Challenge
Look through the records below, and copy out every line that holds the string "fábula".

Rows

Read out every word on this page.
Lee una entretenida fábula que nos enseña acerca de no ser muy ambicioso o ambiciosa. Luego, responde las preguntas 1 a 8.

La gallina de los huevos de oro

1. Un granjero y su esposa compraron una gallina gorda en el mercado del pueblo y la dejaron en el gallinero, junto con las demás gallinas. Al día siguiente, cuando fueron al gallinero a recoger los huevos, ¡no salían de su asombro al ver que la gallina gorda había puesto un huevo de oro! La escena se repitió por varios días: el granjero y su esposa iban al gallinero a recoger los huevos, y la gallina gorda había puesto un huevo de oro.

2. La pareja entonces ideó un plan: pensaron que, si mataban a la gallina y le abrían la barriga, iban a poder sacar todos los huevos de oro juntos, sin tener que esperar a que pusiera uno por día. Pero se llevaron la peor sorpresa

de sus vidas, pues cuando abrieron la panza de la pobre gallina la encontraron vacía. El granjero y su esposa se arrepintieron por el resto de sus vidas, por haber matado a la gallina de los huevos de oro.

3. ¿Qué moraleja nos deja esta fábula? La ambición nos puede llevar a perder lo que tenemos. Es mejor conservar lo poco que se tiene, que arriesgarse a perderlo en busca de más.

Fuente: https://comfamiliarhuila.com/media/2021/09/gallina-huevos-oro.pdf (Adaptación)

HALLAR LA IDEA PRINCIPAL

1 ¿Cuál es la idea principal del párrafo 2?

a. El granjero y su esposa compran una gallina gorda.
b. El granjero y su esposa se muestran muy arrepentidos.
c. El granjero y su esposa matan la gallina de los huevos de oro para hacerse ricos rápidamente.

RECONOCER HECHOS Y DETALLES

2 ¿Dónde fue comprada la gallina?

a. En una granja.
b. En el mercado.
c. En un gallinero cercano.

Solution for this problem
Lee una entretenida fábula que nos enseña acerca de no ser muy ambicioso o ambiciosa. Luego, responde las preguntas 1 a 8.
3. ¿Qué moraleja nos deja esta fábula? La ambición nos puede llevar a perder lo que tenemos. Es mejor conservar lo poco que se tiene, que arriesgarse a perderlo en busca de más.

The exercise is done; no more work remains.